▸ **Stored data**
****************

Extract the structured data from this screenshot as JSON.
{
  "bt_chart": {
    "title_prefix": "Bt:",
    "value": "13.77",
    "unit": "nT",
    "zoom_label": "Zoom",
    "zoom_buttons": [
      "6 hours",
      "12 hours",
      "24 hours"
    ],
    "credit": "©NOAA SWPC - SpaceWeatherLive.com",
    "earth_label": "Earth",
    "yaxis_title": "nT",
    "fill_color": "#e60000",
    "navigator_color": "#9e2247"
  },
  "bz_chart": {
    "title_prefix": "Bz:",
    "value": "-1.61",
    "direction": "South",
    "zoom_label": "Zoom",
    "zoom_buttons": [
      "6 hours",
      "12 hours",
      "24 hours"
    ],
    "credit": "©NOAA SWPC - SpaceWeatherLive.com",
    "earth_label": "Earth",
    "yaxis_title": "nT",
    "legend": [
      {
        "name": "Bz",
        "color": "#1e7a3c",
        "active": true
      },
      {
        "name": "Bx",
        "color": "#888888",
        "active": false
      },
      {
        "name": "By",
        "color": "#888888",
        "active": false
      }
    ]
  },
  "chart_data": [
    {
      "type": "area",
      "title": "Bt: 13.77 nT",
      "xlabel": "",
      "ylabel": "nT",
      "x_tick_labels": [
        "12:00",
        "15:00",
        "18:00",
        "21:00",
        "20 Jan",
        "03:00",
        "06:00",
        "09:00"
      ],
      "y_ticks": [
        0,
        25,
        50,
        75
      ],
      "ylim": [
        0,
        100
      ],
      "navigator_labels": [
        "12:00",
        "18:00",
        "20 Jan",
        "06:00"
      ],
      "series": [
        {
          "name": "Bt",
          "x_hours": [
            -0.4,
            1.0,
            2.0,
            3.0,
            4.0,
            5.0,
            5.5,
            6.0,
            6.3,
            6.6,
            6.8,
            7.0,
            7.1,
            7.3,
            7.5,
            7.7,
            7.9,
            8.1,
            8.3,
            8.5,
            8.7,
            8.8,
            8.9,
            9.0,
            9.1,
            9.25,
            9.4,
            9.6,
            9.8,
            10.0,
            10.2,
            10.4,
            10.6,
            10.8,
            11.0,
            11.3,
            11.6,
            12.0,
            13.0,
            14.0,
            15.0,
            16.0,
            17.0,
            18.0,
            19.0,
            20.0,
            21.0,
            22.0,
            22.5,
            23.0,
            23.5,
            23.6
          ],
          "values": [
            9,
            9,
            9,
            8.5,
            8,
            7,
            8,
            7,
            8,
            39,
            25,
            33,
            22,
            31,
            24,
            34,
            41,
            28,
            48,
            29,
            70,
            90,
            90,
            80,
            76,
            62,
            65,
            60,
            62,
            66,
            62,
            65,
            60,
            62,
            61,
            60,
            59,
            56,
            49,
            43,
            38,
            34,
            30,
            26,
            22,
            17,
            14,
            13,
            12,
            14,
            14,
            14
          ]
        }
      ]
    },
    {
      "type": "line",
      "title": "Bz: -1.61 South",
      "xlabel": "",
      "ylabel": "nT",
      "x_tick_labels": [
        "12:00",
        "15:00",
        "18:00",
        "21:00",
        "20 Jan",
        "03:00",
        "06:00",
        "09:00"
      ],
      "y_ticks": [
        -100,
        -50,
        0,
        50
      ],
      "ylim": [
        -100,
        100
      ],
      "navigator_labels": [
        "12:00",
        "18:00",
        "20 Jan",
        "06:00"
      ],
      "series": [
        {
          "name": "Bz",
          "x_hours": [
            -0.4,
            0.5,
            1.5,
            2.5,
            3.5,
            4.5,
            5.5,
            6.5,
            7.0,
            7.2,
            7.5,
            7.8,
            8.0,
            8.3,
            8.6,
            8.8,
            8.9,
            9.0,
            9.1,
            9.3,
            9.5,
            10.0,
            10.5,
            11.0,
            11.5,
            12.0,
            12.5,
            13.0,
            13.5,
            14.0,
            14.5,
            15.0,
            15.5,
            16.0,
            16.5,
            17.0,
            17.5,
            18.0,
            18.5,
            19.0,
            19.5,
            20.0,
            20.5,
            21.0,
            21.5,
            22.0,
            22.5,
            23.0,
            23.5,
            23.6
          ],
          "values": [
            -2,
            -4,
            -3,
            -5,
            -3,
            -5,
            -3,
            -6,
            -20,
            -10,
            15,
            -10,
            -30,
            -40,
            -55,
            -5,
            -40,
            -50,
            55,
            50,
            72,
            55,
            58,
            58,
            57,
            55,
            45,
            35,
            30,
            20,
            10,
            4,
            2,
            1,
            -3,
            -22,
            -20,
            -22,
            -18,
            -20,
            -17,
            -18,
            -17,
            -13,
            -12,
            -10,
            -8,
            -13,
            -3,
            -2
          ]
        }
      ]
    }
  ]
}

****************

▸ **Aim**
Every entry should be printed again exactly as written.

▸ **Task solution**
Extract the structured data from this screenshot as JSON.
{
  "bt_chart": {
    "title_prefix": "Bt:",
    "value": "13.77",
    "unit": "nT",
    "zoom_label": "Zoom",
    "zoom_buttons": [
      "6 hours",
      "12 hours",
      "24 hours"
    ],
    "credit": "©NOAA SWPC - SpaceWeatherLive.com",
    "earth_label": "Earth",
    "yaxis_title": "nT",
    "fill_color": "#e60000",
    "navigator_color": "#9e2247"
  },
  "bz_chart": {
    "title_prefix": "Bz:",
    "value": "-1.61",
    "direction": "South",
    "zoom_label": "Zoom",
    "zoom_buttons": [
      "6 hours",
      "12 hours",
      "24 hours"
    ],
    "credit": "©NOAA SWPC - SpaceWeatherLive.com",
    "earth_label": "Earth",
    "yaxis_title": "nT",
    "legend": [
      {
        "name": "Bz",
        "color": "#1e7a3c",
        "active": true
      },
      {
        "name": "Bx",
        "color": "#888888",
        "active": false
      },
      {
        "name": "By",
        "color": "#888888",
        "active": false
      }
    ]
  },
  "chart_data": [
    {
      "type": "area",
      "title": "Bt: 13.77 nT",
      "xlabel": "",
      "ylabel": "nT",
      "x_tick_labels": [
        "12:00",
        "15:00",
        "18:00",
        "21:00",
        "20 Jan",
        "03:00",
        "06:00",
        "09:00"
      ],
      "y_ticks": [
        0,
        25,
        50,
        75
      ],
      "ylim": [
        0,
        100
      ],
      "navigator_labels": [
        "12:00",
        "18:00",
        "20 Jan",
        "06:00"
      ],
      "series": [
        {
          "name": "Bt",
          "x_hours": [
            -0.4,
            1.0,
            2.0,
            3.0,
            4.0,
            5.0,
            5.5,
            6.0,
            6.3,
            6.6,
            6.8,
            7.0,
            7.1,
            7.3,
            7.5,
            7.7,
            7.9,
            8.1,
            8.3,
            8.5,
            8.7,
            8.8,
            8.9,
            9.0,
            9.1,
            9.25,
            9.4,
            9.6,
            9.8,
            10.0,
            10.2,
            10.4,
            10.6,
            10.8,
            11.0,
            11.3,
            11.6,
            12.0,
            13.0,
            14.0,
            15.0,
            16.0,
            17.0,
            18.0,
            19.0,
            20.0,
            21.0,
            22.0,
            22.5,
            23.0,
            23.5,
            23.6
          ],
          "values": [
            9,
            9,
            9,
            8.5,
            8,
            7,
            8,
            7,
            8,
            39,
            25,
            33,
            22,
            31,
            24,
            34,
            41,
            28,
            48,
            29,
            70,
            90,
            90,
            80,
            76,
            62,
            65,
            60,
            62,
            66,
            62,
            65,
            60,
            62,
            61,
            60,
            59,
            56,
            49,
            43,
            38,
            34,
            30,
            26,
            22,
            17,
            14,
            13,
            12,
            14,
            14,
            14
          ]
        }
      ]
    },
    {
      "type": "line",
      "title": "Bz: -1.61 South",
      "xlabel": "",
      "ylabel": "nT",
      "x_tick_labels": [
        "12:00",
        "15:00",
        "18:00",
        "21:00",
        "20 Jan",
        "03:00",
        "06:00",
        "09:00"
      ],
      "y_ticks": [
        -100,
        -50,
        0,
        50
      ],
      "ylim": [
        -100,
        100
      ],
      "navigator_labels": [
        "12:00",
        "18:00",
        "20 Jan",
        "06:00"
      ],
      "series": [
        {
          "name": "Bz",
          "x_hours": [
            -0.4,
            0.5,
            1.5,
            2.5,
            3.5,
            4.5,
            5.5,
            6.5,
            7.0,
            7.2,
            7.5,
            7.8,
            8.0,
            8.3,
            8.6,
            8.8,
            8.9,
            9.0,
            9.1,
            9.3,
            9.5,
            10.0,
            10.5,
            11.0,
            11.5,
            12.0,
            12.5,
            13.0,
            13.5,
            14.0,
            14.5,
            15.0,
            15.5,
            16.0,
            16.5,
            17.0,
            17.5,
            18.0,
            18.5,
            19.0,
            19.5,
            20.0,
            20.5,
            21.0,
            21.5,
            22.0,
            22.5,
            23.0,
            23.5,
            23.6
          ],
          "values": [
            -2,
            -4,
            -3,
            -5,
            -3,
            -5,
            -3,
            -6,
            -20,
            -10,
            15,
            -10,
            -30,
            -40,
            -55,
            -5,
            -40,
            -50,
            55,
            50,
            72,
            55,
            58,
            58,
            57,
            55,
            45,
            35,
            30,
            20,
            10,
            4,
            2,
            1,
            -3,
            -22,
            -20,
            -22,
            -18,
            -20,
            -17,
            -18,
            -17,
            -13,
            -12,
            -10,
            -8,
            -13,
            -3,
            -2
          ]
        }
      ]
    }
  ]
}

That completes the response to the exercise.